Collected data:
====

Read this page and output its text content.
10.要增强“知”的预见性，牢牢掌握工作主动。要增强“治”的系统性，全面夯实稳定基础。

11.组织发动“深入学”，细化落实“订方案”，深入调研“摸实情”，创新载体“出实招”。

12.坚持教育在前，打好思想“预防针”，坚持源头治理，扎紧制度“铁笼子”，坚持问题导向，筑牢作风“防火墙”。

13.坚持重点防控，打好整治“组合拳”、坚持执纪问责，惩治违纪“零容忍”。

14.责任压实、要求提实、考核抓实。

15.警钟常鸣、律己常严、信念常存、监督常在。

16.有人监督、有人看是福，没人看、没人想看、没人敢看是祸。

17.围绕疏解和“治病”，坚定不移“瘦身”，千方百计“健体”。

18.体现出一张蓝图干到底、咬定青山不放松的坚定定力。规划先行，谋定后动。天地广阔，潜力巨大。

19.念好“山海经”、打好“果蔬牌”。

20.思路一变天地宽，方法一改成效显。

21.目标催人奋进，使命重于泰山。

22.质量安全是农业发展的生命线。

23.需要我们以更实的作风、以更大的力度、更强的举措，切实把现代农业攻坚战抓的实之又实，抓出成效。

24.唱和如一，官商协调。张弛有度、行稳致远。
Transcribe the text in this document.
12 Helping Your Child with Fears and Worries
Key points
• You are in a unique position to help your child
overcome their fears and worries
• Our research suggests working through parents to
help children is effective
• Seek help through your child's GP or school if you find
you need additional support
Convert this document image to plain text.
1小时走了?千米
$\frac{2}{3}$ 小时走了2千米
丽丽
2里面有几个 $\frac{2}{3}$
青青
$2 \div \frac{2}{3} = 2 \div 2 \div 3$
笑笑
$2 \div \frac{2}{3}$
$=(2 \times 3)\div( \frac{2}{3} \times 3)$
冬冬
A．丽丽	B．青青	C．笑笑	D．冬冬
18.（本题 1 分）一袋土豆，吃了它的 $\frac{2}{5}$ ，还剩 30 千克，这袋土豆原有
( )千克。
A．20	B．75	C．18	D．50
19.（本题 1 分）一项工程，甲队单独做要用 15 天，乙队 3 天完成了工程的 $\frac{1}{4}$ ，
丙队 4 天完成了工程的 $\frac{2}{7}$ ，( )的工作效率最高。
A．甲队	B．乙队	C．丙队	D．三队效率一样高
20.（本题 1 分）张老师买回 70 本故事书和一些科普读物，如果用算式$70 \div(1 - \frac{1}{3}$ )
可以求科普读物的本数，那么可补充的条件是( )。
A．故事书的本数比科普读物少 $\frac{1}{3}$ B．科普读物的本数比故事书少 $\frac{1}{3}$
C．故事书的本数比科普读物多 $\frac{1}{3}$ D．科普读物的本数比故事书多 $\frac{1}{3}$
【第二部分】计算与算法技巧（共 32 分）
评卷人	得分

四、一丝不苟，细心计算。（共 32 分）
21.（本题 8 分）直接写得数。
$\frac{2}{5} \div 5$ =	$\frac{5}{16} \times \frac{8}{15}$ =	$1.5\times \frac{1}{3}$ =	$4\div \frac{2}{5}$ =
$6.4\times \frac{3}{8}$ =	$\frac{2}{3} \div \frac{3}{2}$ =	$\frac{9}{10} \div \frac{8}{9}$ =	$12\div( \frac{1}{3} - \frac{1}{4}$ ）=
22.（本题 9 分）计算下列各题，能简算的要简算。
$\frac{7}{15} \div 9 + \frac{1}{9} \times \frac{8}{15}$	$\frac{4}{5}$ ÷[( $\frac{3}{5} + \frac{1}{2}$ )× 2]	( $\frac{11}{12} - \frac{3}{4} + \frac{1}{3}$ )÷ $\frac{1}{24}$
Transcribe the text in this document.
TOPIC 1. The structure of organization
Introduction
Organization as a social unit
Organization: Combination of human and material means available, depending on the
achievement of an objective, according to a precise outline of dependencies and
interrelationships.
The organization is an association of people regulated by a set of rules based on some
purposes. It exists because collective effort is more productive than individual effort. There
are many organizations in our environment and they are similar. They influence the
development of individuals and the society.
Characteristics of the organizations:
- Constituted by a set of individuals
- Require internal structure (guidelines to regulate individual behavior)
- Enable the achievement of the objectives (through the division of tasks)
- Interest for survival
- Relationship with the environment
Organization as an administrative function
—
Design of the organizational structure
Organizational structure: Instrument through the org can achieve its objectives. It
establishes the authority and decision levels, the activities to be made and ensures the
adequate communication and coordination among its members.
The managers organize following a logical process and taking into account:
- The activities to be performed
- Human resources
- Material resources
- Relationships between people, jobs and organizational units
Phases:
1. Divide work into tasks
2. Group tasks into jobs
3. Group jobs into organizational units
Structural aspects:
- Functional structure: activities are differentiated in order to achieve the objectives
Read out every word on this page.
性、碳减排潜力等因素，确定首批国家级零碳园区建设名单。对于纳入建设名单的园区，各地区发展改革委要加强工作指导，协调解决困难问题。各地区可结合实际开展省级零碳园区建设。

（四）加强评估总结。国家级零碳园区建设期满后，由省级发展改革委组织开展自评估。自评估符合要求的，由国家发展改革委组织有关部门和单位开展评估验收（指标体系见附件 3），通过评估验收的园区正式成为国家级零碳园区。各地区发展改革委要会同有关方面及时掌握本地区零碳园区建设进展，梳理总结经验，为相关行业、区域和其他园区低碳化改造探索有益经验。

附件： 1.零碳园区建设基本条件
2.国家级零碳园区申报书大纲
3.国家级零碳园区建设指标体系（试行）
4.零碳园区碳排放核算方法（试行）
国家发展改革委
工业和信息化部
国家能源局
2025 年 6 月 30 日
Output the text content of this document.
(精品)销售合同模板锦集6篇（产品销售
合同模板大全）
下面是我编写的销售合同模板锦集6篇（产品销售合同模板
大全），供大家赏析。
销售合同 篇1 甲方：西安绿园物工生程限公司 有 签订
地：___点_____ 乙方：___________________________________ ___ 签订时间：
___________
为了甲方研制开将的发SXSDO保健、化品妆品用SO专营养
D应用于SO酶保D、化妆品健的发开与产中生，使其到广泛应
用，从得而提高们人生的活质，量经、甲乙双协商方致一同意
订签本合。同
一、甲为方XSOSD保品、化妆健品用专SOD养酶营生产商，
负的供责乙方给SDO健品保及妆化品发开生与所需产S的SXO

====

## Exercise
Write out all of the records above exactly as they appear.

## Task solution
Read this page and output its text content.
10.要增强“知”的预见性，牢牢掌握工作主动。要增强“治”的系统性，全面夯实稳定基础。

11.组织发动“深入学”，细化落实“订方案”，深入调研“摸实情”，创新载体“出实招”。

12.坚持教育在前，打好思想“预防针”，坚持源头治理，扎紧制度“铁笼子”，坚持问题导向，筑牢作风“防火墙”。

13.坚持重点防控，打好整治“组合拳”、坚持执纪问责，惩治违纪“零容忍”。

14.责任压实、要求提实、考核抓实。

15.警钟常鸣、律己常严、信念常存、监督常在。

16.有人监督、有人看是福，没人看、没人想看、没人敢看是祸。

17.围绕疏解和“治病”，坚定不移“瘦身”，千方百计“健体”。

18.体现出一张蓝图干到底、咬定青山不放松的坚定定力。规划先行，谋定后动。天地广阔，潜力巨大。

19.念好“山海经”、打好“果蔬牌”。

20.思路一变天地宽，方法一改成效显。

21.目标催人奋进，使命重于泰山。

22.质量安全是农业发展的生命线。

23.需要我们以更实的作风、以更大的力度、更强的举措，切实把现代农业攻坚战抓的实之又实，抓出成效。

24.唱和如一，官商协调。张弛有度、行稳致远。
Transcribe the text in this document.
12 Helping Your Child with Fears and Worries
Key points
• You are in a unique position to help your child
overcome their fears and worries
• Our research suggests working through parents to
help children is effective
• Seek help through your child's GP or school if you find
you need additional support
Convert this document image to plain text.
1小时走了?千米
$\frac{2}{3}$ 小时走了2千米
丽丽
2里面有几个 $\frac{2}{3}$
青青
$2 \div \frac{2}{3} = 2 \div 2 \div 3$
笑笑
$2 \div \frac{2}{3}$
$=(2 \times 3)\div( \frac{2}{3} \times 3)$
冬冬
A．丽丽	B．青青	C．笑笑	D．冬冬
18.（本题 1 分）一袋土豆，吃了它的 $\frac{2}{5}$ ，还剩 30 千克，这袋土豆原有
( )千克。
A．20	B．75	C．18	D．50
19.（本题 1 分）一项工程，甲队单独做要用 15 天，乙队 3 天完成了工程的 $\frac{1}{4}$ ，
丙队 4 天完成了工程的 $\frac{2}{7}$ ，( )的工作效率最高。
A．甲队	B．乙队	C．丙队	D．三队效率一样高
20.（本题 1 分）张老师买回 70 本故事书和一些科普读物，如果用算式$70 \div(1 - \frac{1}{3}$ )
可以求科普读物的本数，那么可补充的条件是( )。
A．故事书的本数比科普读物少 $\frac{1}{3}$ B．科普读物的本数比故事书少 $\frac{1}{3}$
C．故事书的本数比科普读物多 $\frac{1}{3}$ D．科普读物的本数比故事书多 $\frac{1}{3}$
【第二部分】计算与算法技巧（共 32 分）
评卷人	得分

四、一丝不苟，细心计算。（共 32 分）
21.（本题 8 分）直接写得数。
$\frac{2}{5} \div 5$ =	$\frac{5}{16} \times \frac{8}{15}$ =	$1.5\times \frac{1}{3}$ =	$4\div \frac{2}{5}$ =
$6.4\times \frac{3}{8}$ =	$\frac{2}{3} \div \frac{3}{2}$ =	$\frac{9}{10} \div \frac{8}{9}$ =	$12\div( \frac{1}{3} - \frac{1}{4}$ ）=
22.（本题 9 分）计算下列各题，能简算的要简算。
$\frac{7}{15} \div 9 + \frac{1}{9} \times \frac{8}{15}$	$\frac{4}{5}$ ÷[( $\frac{3}{5} + \frac{1}{2}$ )× 2]	( $\frac{11}{12} - \frac{3}{4} + \frac{1}{3}$ )÷ $\frac{1}{24}$
Transcribe the text in this document.
TOPIC 1. The structure of organization
Introduction
Organization as a social unit
Organization: Combination of human and material means available, depending on the
achievement of an objective, according to a precise outline of dependencies and
interrelationships.
The organization is an association of people regulated by a set of rules based on some
purposes. It exists because collective effort is more productive than individual effort. There
are many organizations in our environment and they are similar. They influence the
development of individuals and the society.
Characteristics of the organizations:
- Constituted by a set of individuals
- Require internal structure (guidelines to regulate individual behavior)
- Enable the achievement of the objectives (through the division of tasks)
- Interest for survival
- Relationship with the environment
Organization as an administrative function
—
Design of the organizational structure
Organizational structure: Instrument through the org can achieve its objectives. It
establishes the authority and decision levels, the activities to be made and ensures the
adequate communication and coordination among its members.
The managers organize following a logical process and taking into account:
- The activities to be performed
- Human resources
- Material resources
- Relationships between people, jobs and organizational units
Phases:
1. Divide work into tasks
2. Group tasks into jobs
3. Group jobs into organizational units
Structural aspects:
- Functional structure: activities are differentiated in order to achieve the objectives
Read out every word on this page.
性、碳减排潜力等因素，确定首批国家级零碳园区建设名单。对于纳入建设名单的园区，各地区发展改革委要加强工作指导，协调解决困难问题。各地区可结合实际开展省级零碳园区建设。

（四）加强评估总结。国家级零碳园区建设期满后，由省级发展改革委组织开展自评估。自评估符合要求的，由国家发展改革委组织有关部门和单位开展评估验收（指标体系见附件 3），通过评估验收的园区正式成为国家级零碳园区。各地区发展改革委要会同有关方面及时掌握本地区零碳园区建设进展，梳理总结经验，为相关行业、区域和其他园区低碳化改造探索有益经验。

附件： 1.零碳园区建设基本条件
2.国家级零碳园区申报书大纲
3.国家级零碳园区建设指标体系（试行）
4.零碳园区碳排放核算方法（试行）
国家发展改革委
工业和信息化部
国家能源局
2025 年 6 月 30 日
Output the text content of this document.
(精品)销售合同模板锦集6篇（产品销售
合同模板大全）
下面是我编写的销售合同模板锦集6篇（产品销售合同模板
大全），供大家赏析。
销售合同 篇1 甲方：西安绿园物工生程限公司 有 签订
地：___点_____ 乙方：___________________________________ ___ 签订时间：
___________
为了甲方研制开将的发SXSDO保健、化品妆品用SO专营养
D应用于SO酶保D、化妆品健的发开与产中生，使其到广泛应
用，从得而提高们人生的活质，量经、甲乙双协商方致一同意
订签本合。同
一、甲为方XSOSD保品、化妆健品用专SOD养酶营生产商，
负的供责乙方给SDO健品保及妆化品发开生与所需产S的SXO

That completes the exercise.